Entries supplied »
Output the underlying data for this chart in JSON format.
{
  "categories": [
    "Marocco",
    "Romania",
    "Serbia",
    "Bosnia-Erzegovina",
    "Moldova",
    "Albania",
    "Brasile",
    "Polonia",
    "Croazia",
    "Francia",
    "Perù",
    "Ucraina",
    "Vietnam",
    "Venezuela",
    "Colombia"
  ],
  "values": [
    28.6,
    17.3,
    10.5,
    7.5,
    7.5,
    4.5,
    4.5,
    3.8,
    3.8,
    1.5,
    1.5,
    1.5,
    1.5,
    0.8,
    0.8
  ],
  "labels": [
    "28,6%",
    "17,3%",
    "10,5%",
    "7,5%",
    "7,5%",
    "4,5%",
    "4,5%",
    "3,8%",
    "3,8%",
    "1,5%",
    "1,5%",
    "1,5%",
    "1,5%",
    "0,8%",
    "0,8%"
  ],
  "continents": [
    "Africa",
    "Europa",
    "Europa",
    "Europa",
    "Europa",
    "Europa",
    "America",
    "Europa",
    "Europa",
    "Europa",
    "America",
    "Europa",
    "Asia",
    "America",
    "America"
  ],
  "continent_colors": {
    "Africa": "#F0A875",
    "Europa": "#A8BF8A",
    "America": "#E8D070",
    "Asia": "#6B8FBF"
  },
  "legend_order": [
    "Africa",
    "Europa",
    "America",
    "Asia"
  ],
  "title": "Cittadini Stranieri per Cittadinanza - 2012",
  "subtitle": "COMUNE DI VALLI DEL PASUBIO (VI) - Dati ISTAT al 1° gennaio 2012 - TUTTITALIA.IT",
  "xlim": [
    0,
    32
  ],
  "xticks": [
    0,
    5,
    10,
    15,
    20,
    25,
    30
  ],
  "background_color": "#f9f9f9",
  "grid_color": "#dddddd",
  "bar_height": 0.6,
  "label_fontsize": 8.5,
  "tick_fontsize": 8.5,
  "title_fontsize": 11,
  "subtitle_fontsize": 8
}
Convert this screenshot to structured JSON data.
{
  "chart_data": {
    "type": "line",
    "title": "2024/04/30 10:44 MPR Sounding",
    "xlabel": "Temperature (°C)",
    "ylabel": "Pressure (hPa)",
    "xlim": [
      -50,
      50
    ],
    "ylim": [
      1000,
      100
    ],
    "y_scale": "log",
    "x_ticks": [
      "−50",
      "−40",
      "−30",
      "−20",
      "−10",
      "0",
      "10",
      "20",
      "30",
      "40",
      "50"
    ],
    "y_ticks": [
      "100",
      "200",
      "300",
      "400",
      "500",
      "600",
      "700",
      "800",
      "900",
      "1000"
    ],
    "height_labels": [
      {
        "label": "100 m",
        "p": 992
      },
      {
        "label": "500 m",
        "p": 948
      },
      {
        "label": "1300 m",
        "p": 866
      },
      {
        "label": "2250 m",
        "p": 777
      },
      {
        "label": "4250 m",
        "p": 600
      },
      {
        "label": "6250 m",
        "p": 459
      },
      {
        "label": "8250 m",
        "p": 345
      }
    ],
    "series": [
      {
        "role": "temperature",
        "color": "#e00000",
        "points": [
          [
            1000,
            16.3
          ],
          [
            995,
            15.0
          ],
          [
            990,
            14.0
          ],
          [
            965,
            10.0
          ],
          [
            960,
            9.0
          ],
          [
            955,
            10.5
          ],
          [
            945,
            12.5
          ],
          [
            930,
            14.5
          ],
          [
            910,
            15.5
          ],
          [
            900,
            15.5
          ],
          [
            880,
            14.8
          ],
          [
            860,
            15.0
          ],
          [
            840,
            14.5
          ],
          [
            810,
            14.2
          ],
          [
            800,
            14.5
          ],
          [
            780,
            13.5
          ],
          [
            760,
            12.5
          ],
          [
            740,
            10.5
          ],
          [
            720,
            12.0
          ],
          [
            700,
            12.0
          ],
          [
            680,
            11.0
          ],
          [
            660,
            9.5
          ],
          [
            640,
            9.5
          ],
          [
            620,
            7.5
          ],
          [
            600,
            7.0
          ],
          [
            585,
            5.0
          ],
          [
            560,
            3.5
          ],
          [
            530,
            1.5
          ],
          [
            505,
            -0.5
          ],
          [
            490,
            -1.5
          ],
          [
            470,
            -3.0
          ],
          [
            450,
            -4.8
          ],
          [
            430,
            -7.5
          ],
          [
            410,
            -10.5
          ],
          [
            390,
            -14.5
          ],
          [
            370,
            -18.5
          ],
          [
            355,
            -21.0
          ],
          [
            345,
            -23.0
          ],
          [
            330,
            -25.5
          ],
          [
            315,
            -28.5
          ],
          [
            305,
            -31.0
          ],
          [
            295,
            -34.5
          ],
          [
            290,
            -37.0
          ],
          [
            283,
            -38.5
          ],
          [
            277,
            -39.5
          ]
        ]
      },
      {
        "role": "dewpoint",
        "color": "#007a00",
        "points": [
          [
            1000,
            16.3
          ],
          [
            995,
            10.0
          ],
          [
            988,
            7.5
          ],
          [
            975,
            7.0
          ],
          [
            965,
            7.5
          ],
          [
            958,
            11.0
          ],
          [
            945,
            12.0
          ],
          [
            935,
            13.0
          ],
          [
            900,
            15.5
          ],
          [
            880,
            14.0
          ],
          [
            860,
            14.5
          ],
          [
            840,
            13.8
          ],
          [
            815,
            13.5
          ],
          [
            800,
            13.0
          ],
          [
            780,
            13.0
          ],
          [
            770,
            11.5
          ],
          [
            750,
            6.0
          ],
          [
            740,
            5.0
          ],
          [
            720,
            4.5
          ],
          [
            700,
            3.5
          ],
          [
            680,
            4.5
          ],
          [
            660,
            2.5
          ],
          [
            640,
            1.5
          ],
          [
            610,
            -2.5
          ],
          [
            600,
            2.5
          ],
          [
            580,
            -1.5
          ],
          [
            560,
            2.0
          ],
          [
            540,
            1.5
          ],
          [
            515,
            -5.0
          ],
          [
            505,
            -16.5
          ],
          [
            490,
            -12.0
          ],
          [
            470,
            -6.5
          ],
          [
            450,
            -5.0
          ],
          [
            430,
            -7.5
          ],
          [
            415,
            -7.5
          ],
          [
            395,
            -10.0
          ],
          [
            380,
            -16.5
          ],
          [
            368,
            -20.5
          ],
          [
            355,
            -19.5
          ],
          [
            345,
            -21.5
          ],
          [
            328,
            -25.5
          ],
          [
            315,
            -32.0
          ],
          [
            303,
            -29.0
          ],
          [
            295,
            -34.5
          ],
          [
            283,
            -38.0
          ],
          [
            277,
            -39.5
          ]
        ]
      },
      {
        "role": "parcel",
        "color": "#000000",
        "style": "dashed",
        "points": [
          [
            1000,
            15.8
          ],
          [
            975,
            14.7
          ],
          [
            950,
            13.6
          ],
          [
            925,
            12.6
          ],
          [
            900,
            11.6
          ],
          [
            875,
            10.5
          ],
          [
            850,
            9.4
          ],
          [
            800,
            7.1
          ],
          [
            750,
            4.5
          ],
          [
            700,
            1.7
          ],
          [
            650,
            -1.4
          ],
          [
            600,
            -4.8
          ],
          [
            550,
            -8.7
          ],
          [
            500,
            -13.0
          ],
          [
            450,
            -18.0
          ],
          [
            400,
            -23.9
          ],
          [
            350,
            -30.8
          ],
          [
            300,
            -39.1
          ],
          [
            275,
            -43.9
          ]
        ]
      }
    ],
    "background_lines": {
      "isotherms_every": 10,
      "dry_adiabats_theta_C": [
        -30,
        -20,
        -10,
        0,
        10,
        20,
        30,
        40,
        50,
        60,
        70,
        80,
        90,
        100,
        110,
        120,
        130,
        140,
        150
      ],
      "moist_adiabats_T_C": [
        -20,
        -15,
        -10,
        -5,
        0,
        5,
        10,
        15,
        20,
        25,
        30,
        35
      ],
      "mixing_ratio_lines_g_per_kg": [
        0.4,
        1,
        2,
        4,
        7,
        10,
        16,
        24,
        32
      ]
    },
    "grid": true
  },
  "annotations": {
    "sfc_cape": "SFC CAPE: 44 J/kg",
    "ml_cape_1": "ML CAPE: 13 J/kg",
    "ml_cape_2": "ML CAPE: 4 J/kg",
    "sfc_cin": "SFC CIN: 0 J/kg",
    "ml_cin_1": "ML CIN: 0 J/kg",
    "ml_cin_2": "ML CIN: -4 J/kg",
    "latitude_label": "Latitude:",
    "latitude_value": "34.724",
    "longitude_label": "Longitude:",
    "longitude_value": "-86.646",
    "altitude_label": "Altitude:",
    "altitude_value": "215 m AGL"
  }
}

Task directions » Gather all lines of the records that include the word "CAPE".

Solution below »
    "sfc_cape": "SFC CAPE: 44 J/kg",
    "ml_cape_1": "ML CAPE: 13 J/kg",
    "ml_cape_2": "ML CAPE: 4 J/kg",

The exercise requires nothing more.